**Task:**
In the blog post below, what qualities does the writer credit Gen. Wesley Clark with? List each one.

**Excerpted text:**
Thrown in the briarpatch

We are, it seems, exactly where Richard Perle, Paul Wolfowitz, and Dick Cheney had hoped we would be when they drew up their master plan
a few years back–fully entrenched in the Middle East, fighting a war
against Islamic fundamentalism  and Arab nationalism.  In the
quest for a world brought to order by American Empire, they have
achieved their first milestone–a milestone apparently designated on September 13, 2001,  and selected without any real pretense.

Fine.  There is no turning back from the war in Iraq now; it must
be fought to its bloody conclusion.  But there's no need to stick
with the bastards that brought us to this dance-turned-cage
match. 

And, apparently,  at least half of Americans are  ready to dump their  current date
Newsweek reports that 49% polled would rather send Dubya back for a
permanent, non-working vacation in Crawford than have him come back for
another four years of no-holds-barred malfeasance.

You'd think this was good news for the Democrats; it would seem this
was their election to lose.  Well, they might–lose, that is.

KerryGephardtLieberman. EdwardsDean
Mealy-mouthed weasels, every one of them.  Dean's main credentials
are that he wasn't in Washington while all this mess developed; the
idea that he's “on the left”, as his Democratic opponents suggest, is
based on a very poor sense of direction.

Direction.  The only current Democrat with it is Al Sharpton
Unfortunately, it's all Sharpton has right now–he can win debates,
fire people up with his speeches, and speak loquaciously about the real
issues of the day, but he's got no money, no organizational backing,
and thus no credibility.  Plus, there's that whole Tawana Brawley thing just waiting in the closet to be taken out to beat him with–Sharpton's own “Willie Horton” issue.

I'd vote for Al Sharpton.  Then again, I voted for Ralph Nader last time out of spite.

What the Democratic party needs, if they want to win this election, is
someone with backbone, charisma, brains and a can of whup-ass
credentials that make him (or her) a credible commander-in-chief (for
getting our asses down the long dark tunnel in Iraq and back home as
quickly and efficiently as possible).  Unfortunately, the last
Democrat with all four of those those kinds of credentials
was…Kennedy? Roosevelt? Jefferson?

That's why I think they need to draft Gen. Wesley Clark
Short of getting Colin Powell to defect and run as a Democrat, Clark is
the closest thing the Democrats have to a real contender with those
traits.  He's relatively progressive, he's got presence,  he
knows how to make decisions, and his policy positions are
soundbite-friendly.  On top of that, he's unassailable by the
right on the issue of national security.

Sure, he could just be the next James Polk.  But who would you rather have at the helm–Polk or Harding?

**Dataset:**
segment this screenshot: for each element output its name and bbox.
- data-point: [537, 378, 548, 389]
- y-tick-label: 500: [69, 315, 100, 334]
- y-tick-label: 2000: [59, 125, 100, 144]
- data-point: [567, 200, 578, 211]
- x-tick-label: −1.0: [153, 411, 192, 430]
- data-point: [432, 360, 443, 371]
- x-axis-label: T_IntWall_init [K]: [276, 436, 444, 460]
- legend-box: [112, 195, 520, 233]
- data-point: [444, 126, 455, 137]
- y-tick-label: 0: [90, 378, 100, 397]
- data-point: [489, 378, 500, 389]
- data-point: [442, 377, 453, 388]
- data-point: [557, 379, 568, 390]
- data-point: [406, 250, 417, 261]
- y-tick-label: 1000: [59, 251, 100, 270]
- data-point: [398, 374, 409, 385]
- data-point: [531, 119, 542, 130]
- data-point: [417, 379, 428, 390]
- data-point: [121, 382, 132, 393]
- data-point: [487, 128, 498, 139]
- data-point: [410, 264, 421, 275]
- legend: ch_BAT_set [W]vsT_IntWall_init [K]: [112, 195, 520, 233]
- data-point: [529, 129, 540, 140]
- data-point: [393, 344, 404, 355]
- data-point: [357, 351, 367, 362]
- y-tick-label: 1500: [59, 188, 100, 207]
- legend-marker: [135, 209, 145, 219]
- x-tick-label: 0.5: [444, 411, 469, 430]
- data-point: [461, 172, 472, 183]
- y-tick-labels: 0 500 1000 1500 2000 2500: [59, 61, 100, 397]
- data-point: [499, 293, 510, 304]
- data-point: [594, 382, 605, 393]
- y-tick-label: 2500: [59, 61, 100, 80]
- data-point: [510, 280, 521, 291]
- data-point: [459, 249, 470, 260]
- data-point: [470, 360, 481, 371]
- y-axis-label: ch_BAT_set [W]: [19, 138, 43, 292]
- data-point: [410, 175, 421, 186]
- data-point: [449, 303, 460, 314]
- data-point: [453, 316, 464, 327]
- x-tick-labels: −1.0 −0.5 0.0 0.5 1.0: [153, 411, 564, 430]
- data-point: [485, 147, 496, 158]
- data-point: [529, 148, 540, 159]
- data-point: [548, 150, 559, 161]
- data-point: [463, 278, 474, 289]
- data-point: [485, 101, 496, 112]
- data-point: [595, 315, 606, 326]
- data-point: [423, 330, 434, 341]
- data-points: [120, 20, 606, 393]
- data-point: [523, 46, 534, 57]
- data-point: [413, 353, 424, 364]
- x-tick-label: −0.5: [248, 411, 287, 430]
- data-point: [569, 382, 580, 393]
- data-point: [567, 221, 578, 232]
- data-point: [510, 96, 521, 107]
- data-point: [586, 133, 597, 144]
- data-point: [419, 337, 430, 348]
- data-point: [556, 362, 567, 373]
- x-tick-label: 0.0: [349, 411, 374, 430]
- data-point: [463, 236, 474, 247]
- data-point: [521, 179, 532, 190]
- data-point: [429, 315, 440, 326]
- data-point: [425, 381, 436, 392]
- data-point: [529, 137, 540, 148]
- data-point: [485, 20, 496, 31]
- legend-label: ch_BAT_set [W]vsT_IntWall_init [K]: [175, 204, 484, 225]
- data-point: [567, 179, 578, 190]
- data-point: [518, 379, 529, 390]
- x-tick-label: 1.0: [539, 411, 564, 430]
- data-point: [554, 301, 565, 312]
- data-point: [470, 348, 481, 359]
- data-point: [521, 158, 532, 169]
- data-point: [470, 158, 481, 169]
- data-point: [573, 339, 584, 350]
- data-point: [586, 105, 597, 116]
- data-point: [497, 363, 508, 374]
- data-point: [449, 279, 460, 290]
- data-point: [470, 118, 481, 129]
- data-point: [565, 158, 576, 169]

**Output of the task:**
- He's relatively progressive.
- He's got presence.
- He knows how to make decisions.
- His policy positions are soundbite-friendly.
- He's unassailable by the right on the issue of national security.